§ PROVIDED DATA:
==============================
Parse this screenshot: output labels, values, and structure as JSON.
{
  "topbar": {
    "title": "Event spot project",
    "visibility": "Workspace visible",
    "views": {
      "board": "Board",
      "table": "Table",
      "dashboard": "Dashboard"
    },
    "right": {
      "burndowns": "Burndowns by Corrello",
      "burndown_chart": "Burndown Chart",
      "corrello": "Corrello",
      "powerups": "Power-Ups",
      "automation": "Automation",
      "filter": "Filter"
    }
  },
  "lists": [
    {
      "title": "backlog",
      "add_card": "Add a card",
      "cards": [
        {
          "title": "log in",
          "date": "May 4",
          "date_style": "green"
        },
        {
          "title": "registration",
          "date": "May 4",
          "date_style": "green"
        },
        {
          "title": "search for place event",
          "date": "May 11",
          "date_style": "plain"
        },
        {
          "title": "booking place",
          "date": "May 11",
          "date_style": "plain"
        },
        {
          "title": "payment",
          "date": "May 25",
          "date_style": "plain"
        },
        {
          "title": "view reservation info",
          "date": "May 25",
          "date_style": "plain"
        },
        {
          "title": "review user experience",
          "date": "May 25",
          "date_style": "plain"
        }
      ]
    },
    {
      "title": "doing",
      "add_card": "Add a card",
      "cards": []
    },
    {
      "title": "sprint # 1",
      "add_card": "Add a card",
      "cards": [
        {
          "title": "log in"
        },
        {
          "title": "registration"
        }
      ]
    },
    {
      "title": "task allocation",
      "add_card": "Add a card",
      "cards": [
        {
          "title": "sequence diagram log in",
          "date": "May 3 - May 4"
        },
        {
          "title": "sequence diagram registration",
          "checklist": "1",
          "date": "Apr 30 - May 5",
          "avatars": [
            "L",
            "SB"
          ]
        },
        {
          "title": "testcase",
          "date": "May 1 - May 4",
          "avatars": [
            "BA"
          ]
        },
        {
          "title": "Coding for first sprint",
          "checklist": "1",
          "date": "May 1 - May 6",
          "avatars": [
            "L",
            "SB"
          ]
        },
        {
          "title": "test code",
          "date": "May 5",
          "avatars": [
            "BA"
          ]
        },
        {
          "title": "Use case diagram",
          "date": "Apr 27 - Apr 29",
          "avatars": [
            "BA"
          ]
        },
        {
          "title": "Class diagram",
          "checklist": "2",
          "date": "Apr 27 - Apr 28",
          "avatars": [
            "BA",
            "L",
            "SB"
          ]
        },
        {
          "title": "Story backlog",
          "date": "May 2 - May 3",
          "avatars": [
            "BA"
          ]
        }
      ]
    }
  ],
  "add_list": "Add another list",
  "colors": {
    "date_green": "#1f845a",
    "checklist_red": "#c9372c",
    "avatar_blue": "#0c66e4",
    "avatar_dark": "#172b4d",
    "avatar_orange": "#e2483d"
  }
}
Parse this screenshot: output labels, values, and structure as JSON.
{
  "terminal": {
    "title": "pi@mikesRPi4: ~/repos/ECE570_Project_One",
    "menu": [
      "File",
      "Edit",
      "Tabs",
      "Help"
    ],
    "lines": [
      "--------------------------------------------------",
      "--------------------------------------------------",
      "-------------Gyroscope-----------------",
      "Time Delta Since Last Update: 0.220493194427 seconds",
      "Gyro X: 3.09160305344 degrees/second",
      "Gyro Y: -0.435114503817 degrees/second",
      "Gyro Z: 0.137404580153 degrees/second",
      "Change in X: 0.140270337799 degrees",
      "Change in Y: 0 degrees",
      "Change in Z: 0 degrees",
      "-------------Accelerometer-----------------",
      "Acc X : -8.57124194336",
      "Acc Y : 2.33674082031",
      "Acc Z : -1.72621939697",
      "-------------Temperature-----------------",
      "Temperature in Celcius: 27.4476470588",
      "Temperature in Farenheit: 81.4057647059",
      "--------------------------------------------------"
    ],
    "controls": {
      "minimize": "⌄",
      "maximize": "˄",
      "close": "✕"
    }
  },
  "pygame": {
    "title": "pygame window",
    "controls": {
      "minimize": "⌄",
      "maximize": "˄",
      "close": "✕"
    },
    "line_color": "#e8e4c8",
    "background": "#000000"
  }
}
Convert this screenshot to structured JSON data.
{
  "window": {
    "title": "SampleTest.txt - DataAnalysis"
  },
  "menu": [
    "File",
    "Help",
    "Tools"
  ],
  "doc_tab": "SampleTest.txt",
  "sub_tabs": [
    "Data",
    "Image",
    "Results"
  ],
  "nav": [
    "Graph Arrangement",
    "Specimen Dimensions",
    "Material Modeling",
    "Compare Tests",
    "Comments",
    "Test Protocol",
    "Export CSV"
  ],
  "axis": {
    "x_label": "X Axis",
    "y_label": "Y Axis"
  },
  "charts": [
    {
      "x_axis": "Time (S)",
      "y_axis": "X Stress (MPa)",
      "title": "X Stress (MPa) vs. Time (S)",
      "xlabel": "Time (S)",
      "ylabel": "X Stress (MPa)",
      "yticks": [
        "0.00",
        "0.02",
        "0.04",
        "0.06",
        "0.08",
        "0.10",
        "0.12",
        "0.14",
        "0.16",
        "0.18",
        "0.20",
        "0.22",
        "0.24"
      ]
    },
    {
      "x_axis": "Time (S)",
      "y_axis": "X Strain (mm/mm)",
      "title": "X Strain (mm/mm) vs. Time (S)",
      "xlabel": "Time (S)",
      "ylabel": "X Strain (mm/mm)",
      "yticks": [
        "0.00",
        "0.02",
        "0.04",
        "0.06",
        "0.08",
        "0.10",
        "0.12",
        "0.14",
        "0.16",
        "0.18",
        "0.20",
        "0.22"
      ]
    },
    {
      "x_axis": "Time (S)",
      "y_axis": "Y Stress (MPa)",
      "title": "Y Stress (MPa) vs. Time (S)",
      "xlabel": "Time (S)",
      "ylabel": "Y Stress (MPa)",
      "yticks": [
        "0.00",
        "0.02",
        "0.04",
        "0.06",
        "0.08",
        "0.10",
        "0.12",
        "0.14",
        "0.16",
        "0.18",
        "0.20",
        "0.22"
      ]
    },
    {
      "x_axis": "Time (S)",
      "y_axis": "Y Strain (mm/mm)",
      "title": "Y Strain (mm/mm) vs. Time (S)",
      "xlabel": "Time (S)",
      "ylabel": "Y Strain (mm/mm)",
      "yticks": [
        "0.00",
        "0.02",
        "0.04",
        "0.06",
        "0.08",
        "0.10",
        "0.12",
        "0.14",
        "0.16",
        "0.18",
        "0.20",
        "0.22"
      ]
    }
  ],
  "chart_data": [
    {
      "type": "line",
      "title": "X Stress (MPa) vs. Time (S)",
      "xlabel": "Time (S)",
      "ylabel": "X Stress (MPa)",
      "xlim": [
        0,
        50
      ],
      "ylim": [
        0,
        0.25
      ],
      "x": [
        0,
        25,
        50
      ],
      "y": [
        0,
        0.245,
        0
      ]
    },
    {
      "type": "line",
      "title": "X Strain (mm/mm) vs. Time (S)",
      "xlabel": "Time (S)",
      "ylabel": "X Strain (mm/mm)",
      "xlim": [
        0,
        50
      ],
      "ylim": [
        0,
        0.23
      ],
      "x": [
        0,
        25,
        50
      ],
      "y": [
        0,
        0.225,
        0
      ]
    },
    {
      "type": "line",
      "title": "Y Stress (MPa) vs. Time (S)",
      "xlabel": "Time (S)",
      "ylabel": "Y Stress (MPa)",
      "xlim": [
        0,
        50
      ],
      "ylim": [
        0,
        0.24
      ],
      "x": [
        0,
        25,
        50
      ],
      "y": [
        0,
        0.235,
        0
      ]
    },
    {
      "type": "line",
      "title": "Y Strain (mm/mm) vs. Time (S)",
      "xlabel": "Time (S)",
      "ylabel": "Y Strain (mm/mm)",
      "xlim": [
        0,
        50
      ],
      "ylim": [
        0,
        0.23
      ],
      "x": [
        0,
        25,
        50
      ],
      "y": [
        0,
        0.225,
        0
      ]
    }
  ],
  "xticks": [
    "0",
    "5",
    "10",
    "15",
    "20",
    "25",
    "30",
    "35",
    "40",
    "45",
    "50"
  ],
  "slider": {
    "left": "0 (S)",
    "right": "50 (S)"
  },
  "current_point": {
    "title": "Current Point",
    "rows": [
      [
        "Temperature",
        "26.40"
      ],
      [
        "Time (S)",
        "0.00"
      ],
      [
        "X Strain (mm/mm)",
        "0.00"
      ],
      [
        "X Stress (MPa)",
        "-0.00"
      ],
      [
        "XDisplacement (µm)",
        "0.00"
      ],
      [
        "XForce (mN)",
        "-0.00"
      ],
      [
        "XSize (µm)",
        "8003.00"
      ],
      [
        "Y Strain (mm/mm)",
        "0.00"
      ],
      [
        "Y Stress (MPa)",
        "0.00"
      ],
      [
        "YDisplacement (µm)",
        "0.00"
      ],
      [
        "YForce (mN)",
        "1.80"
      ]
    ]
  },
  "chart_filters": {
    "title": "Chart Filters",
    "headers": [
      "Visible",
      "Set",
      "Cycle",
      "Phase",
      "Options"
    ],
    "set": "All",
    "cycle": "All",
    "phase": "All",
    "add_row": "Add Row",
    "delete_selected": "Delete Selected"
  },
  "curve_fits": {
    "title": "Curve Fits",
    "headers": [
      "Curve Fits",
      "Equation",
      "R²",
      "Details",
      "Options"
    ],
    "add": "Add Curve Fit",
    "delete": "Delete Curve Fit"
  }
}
==============================
§ EXERCISE GOAL: Identify each line in the records above that contains the word "sequence", and copy it out in full.

§ TASK SOLUTION:
          "title": "sequence diagram log in",
          "title": "sequence diagram registration",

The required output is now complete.